YOUR OBJECTIVE
An exact reproduction of the records is required, with all images left out.

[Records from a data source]
╭──
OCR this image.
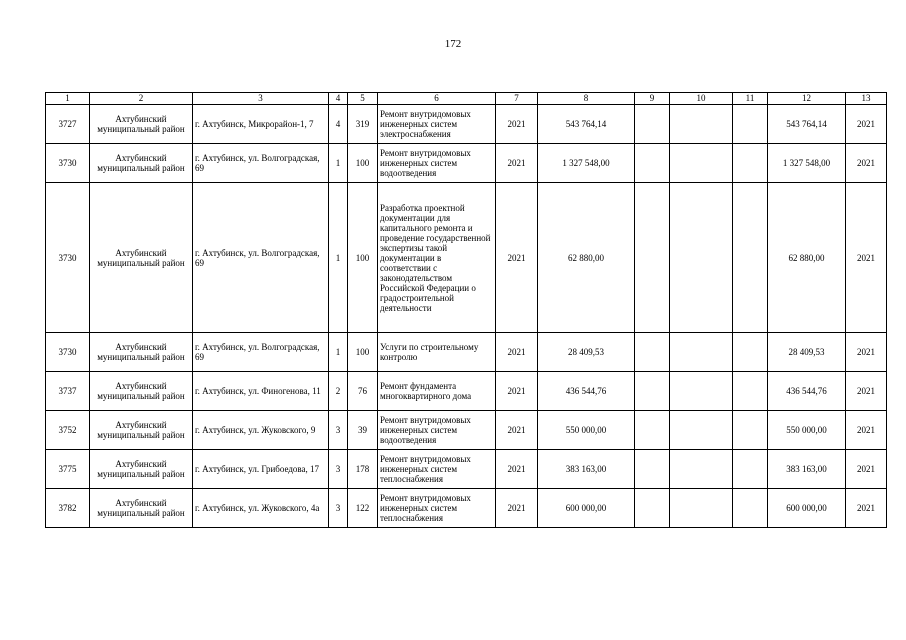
172
1	2	3	4	5	6	7	8	9	10	11	12	13
3727	Ахтубинский муниципальный район	г. Ахтубинск, Микрорайон-1, 7	4	319	Ремонт внутридомовых инженерных систем электроснабжения	2021	543 764,14				543 764,14	2021
3730	Ахтубинский муниципальный район	г. Ахтубинск, ул. Волгоградская, 69	1	100	Ремонт внутридомовых инженерных систем водоотведения	2021	1 327 548,00				1 327 548,00	2021
3730	Ахтубинский муниципальный район	г. Ахтубинск, ул. Волгоградская, 69	1	100	Разработка проектной документации для капитального ремонта и проведение государственной экспертизы такой документации в соответствии с законодательством Российской Федерации о градостроительной деятельности	2021	62 880,00				62 880,00	2021
3730	Ахтубинский муниципальный район	г. Ахтубинск, ул. Волгоградская, 69	1	100	Услуги по строительному контролю	2021	28 409,53				28 409,53	2021
3737	Ахтубинский муниципальный район	г. Ахтубинск, ул. Финогенова, 11	2	76	Ремонт фундамента многоквартирного дома	2021	436 544,76				436 544,76	2021
3752	Ахтубинский муниципальный район	г. Ахтубинск, ул. Жуковского, 9	3	39	Ремонт внутридомовых инженерных систем водоотведения	2021	550 000,00				550 000,00	2021
3775	Ахтубинский муниципальный район	г. Ахтубинск, ул. Грибоедова, 17	3	178	Ремонт внутридомовых инженерных систем теплоснабжения	2021	383 163,00				383 163,00	2021
3782	Ахтубинский муниципальный район	г. Ахтубинск, ул. Жуковского, 4а	3	122	Ремонт внутридомовых инженерных систем теплоснабжения	2021	600 000,00				600 000,00	2021
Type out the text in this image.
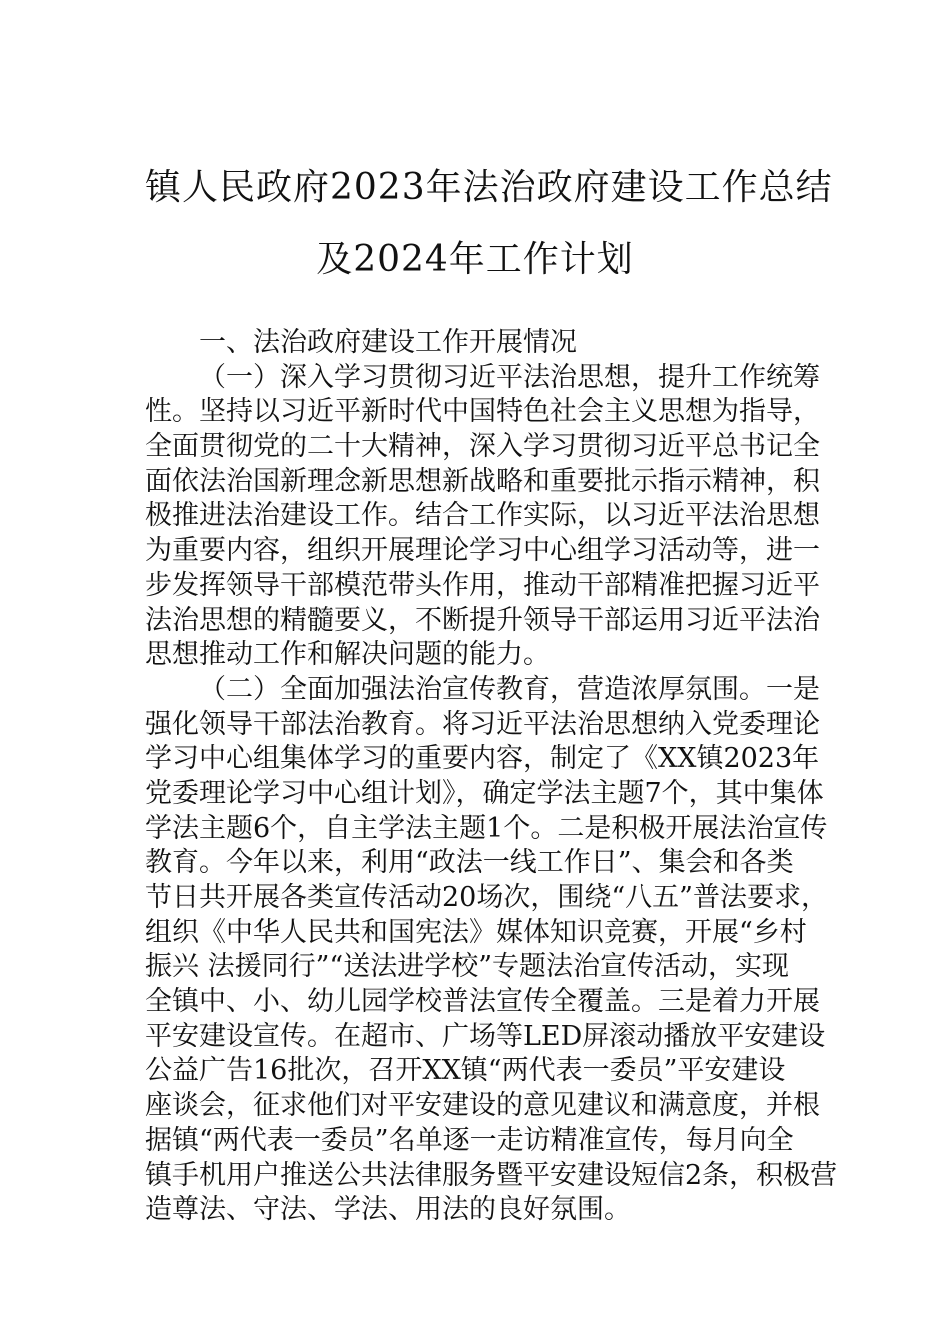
镇人民政府2023年法治政府建设工作总结
及2024年工作计划
一、法治政府建设工作开展情况
（一）深入学习贯彻习近平法治思想，提升工作统筹
性。坚持以习近平新时代中国特色社会主义思想为指导，
全面贯彻党的二十大精神，深入学习贯彻习近平总书记全
面依法治国新理念新思想新战略和重要批示指示精神，积
极推进法治建设工作。结合工作实际，以习近平法治思想
为重要内容，组织开展理论学习中心组学习活动等，进一
步发挥领导干部模范带头作用，推动干部精准把握习近平
法治思想的精髓要义，不断提升领导干部运用习近平法治
思想推动工作和解决问题的能力。
（二）全面加强法治宣传教育，营造浓厚氛围。一是
强化领导干部法治教育。将习近平法治思想纳入党委理论
学习中心组集体学习的重要内容，制定了《XX镇2023年
党委理论学习中心组计划》，确定学法主题7个，其中集体
学法主题6个，自主学法主题1个。二是积极开展法治宣传
教育。今年以来，利用“政法一线工作日”、集会和各类
节日共开展各类宣传活动20场次，围绕“八五”普法要求，
组织《中华人民共和国宪法》媒体知识竞赛，开展“乡村
振兴 法援同行”“送法进学校”专题法治宣传活动，实现
全镇中、小、幼儿园学校普法宣传全覆盖。三是着力开展
平安建设宣传。在超市、广场等LED屏滚动播放平安建设
公益广告16批次，召开XX镇“两代表一委员”平安建设
座谈会，征求他们对平安建设的意见建议和满意度，并根
据镇“两代表一委员”名单逐一走访精准宣传，每月向全
镇手机用户推送公共法律服务暨平安建设短信2条，积极营
造尊法、守法、学法、用法的良好氛围。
╰──
EXPECTED ANSWER
OCR this image.
172
1	2	3	4	5	6	7	8	9	10	11	12	13
3727	Ахтубинский муниципальный район	г. Ахтубинск, Микрорайон-1, 7	4	319	Ремонт внутридомовых инженерных систем электроснабжения	2021	543 764,14				543 764,14	2021
3730	Ахтубинский муниципальный район	г. Ахтубинск, ул. Волгоградская, 69	1	100	Ремонт внутридомовых инженерных систем водоотведения	2021	1 327 548,00				1 327 548,00	2021
3730	Ахтубинский муниципальный район	г. Ахтубинск, ул. Волгоградская, 69	1	100	Разработка проектной документации для капитального ремонта и проведение государственной экспертизы такой документации в соответствии с законодательством Российской Федерации о градостроительной деятельности	2021	62 880,00				62 880,00	2021
3730	Ахтубинский муниципальный район	г. Ахтубинск, ул. Волгоградская, 69	1	100	Услуги по строительному контролю	2021	28 409,53				28 409,53	2021
3737	Ахтубинский муниципальный район	г. Ахтубинск, ул. Финогенова, 11	2	76	Ремонт фундамента многоквартирного дома	2021	436 544,76				436 544,76	2021
3752	Ахтубинский муниципальный район	г. Ахтубинск, ул. Жуковского, 9	3	39	Ремонт внутридомовых инженерных систем водоотведения	2021	550 000,00				550 000,00	2021
3775	Ахтубинский муниципальный район	г. Ахтубинск, ул. Грибоедова, 17	3	178	Ремонт внутридомовых инженерных систем теплоснабжения	2021	383 163,00				383 163,00	2021
3782	Ахтубинский муниципальный район	г. Ахтубинск, ул. Жуковского, 4а	3	122	Ремонт внутридомовых инженерных систем теплоснабжения	2021	600 000,00				600 000,00	2021
Type out the text in this image.
镇人民政府2023年法治政府建设工作总结
及2024年工作计划
一、法治政府建设工作开展情况
（一）深入学习贯彻习近平法治思想，提升工作统筹
性。坚持以习近平新时代中国特色社会主义思想为指导，
全面贯彻党的二十大精神，深入学习贯彻习近平总书记全
面依法治国新理念新思想新战略和重要批示指示精神，积
极推进法治建设工作。结合工作实际，以习近平法治思想
为重要内容，组织开展理论学习中心组学习活动等，进一
步发挥领导干部模范带头作用，推动干部精准把握习近平
法治思想的精髓要义，不断提升领导干部运用习近平法治
思想推动工作和解决问题的能力。
（二）全面加强法治宣传教育，营造浓厚氛围。一是
强化领导干部法治教育。将习近平法治思想纳入党委理论
学习中心组集体学习的重要内容，制定了《XX镇2023年
党委理论学习中心组计划》，确定学法主题7个，其中集体
学法主题6个，自主学法主题1个。二是积极开展法治宣传
教育。今年以来，利用“政法一线工作日”、集会和各类
节日共开展各类宣传活动20场次，围绕“八五”普法要求，
组织《中华人民共和国宪法》媒体知识竞赛，开展“乡村
振兴 法援同行”“送法进学校”专题法治宣传活动，实现
全镇中、小、幼儿园学校普法宣传全覆盖。三是着力开展
平安建设宣传。在超市、广场等LED屏滚动播放平安建设
公益广告16批次，召开XX镇“两代表一委员”平安建设
座谈会，征求他们对平安建设的意见建议和满意度，并根
据镇“两代表一委员”名单逐一走访精准宣传，每月向全
镇手机用户推送公共法律服务暨平安建设短信2条，积极营
造尊法、守法、学法、用法的良好氛围。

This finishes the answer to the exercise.